§ Supplied entries
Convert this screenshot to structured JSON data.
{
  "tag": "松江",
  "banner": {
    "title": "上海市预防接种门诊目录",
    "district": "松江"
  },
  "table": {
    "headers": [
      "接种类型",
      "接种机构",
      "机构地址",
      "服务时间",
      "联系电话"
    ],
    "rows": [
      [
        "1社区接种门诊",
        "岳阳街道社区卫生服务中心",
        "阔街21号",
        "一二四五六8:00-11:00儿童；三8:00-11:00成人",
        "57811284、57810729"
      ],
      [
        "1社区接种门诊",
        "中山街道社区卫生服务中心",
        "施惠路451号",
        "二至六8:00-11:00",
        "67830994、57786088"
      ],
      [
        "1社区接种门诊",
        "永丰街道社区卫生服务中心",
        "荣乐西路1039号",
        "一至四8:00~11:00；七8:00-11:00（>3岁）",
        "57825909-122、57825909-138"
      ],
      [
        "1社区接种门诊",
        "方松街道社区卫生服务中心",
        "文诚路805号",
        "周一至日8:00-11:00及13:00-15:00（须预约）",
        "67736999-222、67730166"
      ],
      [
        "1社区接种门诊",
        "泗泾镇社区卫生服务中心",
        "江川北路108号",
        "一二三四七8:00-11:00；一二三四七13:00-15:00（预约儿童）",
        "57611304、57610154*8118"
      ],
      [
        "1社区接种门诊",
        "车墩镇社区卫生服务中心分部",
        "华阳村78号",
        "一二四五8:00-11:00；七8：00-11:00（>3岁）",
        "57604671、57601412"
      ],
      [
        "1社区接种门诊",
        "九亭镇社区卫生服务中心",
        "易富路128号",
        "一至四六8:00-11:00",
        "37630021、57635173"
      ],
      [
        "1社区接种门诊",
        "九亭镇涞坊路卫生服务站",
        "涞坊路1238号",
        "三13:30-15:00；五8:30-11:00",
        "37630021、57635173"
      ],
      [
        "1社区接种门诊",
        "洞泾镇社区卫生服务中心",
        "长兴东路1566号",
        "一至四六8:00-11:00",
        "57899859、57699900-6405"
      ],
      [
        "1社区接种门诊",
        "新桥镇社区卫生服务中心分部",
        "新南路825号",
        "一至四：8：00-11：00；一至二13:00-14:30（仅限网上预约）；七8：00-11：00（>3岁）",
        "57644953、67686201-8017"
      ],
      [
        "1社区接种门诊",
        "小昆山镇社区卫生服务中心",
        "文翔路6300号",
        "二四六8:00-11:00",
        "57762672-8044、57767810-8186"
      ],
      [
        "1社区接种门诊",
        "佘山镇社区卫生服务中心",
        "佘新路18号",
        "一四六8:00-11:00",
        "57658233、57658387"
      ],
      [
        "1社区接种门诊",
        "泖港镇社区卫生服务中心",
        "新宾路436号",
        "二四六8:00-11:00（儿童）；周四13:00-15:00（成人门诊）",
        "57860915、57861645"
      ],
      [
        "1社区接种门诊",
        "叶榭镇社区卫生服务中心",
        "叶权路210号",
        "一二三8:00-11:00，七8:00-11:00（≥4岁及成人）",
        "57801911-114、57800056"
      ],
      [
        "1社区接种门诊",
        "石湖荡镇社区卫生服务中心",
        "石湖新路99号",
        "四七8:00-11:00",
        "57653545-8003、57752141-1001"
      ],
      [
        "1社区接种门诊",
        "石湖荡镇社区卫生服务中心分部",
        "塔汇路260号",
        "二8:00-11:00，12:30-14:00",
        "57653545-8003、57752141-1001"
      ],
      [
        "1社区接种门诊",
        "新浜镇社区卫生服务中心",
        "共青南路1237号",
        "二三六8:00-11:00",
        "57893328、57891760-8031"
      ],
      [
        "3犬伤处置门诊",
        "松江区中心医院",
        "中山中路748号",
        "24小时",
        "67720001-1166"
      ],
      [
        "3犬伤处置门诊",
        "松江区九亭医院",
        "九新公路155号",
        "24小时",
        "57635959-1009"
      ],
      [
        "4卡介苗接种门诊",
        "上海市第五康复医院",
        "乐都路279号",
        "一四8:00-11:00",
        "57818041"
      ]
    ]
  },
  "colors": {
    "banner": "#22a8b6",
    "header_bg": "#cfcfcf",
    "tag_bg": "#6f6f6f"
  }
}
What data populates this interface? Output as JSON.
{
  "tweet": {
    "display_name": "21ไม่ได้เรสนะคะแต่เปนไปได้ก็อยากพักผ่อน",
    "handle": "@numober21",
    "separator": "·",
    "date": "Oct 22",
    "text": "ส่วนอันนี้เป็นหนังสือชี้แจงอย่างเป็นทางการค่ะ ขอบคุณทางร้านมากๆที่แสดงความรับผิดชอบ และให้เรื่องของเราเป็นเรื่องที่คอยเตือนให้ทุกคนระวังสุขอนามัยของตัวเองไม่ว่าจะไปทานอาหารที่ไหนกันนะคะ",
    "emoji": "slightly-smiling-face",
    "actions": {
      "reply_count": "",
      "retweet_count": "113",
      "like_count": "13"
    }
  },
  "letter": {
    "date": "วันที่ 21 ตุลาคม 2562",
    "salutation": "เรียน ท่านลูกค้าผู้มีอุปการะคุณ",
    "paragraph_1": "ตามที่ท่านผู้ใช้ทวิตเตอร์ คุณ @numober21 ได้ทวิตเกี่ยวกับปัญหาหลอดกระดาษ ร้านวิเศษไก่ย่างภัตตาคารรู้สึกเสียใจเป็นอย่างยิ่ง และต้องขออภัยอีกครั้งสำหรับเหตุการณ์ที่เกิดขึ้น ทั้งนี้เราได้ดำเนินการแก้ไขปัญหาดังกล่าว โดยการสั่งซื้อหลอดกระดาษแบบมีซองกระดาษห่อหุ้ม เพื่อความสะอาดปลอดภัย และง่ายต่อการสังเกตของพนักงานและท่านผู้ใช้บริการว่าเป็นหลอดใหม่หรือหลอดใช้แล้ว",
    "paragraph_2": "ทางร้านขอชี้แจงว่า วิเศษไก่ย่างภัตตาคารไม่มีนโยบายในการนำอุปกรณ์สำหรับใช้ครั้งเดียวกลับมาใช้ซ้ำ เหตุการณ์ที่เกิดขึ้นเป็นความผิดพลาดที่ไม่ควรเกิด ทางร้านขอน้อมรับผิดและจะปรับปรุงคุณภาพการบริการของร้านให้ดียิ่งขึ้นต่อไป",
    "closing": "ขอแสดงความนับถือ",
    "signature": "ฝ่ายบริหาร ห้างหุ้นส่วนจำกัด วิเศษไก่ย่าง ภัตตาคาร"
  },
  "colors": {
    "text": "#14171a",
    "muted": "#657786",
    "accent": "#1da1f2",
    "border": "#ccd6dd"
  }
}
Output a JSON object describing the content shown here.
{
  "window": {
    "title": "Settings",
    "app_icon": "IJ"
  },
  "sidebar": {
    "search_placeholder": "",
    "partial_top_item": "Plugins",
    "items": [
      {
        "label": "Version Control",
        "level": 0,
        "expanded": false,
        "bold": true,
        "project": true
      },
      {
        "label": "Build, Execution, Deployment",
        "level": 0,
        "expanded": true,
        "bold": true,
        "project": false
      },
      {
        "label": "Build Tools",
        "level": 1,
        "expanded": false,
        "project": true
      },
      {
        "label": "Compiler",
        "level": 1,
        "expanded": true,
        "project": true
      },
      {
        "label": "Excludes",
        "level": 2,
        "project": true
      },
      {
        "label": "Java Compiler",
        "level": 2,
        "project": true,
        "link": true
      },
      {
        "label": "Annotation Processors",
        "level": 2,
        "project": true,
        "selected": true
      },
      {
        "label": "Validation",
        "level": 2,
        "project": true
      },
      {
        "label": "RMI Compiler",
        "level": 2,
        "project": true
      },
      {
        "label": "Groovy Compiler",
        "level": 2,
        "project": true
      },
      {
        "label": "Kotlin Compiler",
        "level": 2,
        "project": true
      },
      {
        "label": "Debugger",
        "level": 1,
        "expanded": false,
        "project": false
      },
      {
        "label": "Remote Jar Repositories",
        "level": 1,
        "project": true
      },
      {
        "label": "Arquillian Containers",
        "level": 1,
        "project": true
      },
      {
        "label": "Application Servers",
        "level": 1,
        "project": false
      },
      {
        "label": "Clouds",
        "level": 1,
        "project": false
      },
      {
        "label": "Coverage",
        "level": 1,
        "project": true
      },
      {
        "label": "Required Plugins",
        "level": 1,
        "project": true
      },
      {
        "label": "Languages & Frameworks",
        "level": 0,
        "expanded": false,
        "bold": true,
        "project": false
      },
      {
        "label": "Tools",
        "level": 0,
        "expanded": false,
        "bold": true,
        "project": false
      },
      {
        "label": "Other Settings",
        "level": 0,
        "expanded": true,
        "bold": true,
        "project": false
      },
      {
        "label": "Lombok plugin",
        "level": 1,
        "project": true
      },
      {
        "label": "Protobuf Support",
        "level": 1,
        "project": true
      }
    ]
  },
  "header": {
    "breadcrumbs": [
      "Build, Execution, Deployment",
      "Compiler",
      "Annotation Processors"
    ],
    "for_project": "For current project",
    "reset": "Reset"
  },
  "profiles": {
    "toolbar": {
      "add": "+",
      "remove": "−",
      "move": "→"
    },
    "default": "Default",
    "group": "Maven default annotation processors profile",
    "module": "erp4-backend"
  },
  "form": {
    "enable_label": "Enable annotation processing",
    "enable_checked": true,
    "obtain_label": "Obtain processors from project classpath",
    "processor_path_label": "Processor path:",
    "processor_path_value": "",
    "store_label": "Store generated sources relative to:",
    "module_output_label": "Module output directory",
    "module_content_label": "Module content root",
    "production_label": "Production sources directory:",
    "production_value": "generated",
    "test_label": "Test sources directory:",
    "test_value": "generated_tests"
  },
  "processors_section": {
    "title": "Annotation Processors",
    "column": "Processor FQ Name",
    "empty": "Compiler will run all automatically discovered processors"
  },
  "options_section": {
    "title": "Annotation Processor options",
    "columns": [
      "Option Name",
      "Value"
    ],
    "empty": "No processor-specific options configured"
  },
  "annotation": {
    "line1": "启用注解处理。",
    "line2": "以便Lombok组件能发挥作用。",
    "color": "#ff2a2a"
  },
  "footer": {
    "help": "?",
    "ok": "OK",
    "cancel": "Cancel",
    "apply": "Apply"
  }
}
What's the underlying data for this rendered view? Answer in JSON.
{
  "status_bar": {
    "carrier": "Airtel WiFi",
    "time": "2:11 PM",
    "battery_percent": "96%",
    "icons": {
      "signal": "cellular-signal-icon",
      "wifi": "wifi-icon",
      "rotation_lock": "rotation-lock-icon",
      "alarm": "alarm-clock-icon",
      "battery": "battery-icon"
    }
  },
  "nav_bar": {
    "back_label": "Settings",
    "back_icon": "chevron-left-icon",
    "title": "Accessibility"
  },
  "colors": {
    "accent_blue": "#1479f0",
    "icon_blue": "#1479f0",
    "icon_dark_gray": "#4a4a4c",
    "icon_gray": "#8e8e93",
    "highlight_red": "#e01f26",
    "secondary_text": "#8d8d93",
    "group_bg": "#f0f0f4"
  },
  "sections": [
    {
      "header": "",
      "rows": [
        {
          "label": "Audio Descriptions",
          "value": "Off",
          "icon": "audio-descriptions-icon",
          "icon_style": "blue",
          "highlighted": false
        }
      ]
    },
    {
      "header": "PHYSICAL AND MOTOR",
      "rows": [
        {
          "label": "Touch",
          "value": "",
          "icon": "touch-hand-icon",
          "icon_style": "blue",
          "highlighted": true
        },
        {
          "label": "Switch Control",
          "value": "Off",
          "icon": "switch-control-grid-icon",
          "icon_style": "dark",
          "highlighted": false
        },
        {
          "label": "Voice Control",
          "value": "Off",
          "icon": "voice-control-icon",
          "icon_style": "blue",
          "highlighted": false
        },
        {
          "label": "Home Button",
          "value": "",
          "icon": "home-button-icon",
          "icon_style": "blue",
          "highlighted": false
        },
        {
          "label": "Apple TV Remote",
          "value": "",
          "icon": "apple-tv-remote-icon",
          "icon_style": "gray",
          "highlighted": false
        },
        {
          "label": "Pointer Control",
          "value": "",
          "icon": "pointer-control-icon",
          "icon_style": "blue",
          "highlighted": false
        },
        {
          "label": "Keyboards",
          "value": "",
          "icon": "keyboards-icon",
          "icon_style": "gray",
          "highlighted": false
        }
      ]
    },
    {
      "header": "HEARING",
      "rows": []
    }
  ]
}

§ Aim of the exercise
Where does the word "การณ" appear in the listing? List each line that holds it.

§ Response to this task
    "paragraph_1": "ตามที่ท่านผู้ใช้ทวิตเตอร์ คุณ @numober21 ได้ทวิตเกี่ยวกับปัญหาหลอดกระดาษ ร้านวิเศษไก่ย่างภัตตาคารรู้สึกเสียใจเป็นอย่างยิ่ง และต้องขออภัยอีกครั้งสำหรับเหตุการณ์ที่เกิดขึ้น ทั้งนี้เราได้ดำเนินการแก้ไขปัญหาดังกล่าว โดยการสั่งซื้อหลอดกระดาษแบบมีซองกระดาษห่อหุ้ม เพื่อความสะอาดปลอดภัย และง่ายต่อการสังเกตของพนักงานและท่านผู้ใช้บริการว่าเป็นหลอดใหม่หรือหลอดใช้แล้ว",
    "paragraph_2": "ทางร้านขอชี้แจงว่า วิเศษไก่ย่างภัตตาคารไม่มีนโยบายในการนำอุปกรณ์สำหรับใช้ครั้งเดียวกลับมาใช้ซ้ำ เหตุการณ์ที่เกิดขึ้นเป็นความผิดพลาดที่ไม่ควรเกิด ทางร้านขอน้อมรับผิดและจะปรับปรุงคุณภาพการบริการของร้านให้ดียิ่งขึ้นต่อไป",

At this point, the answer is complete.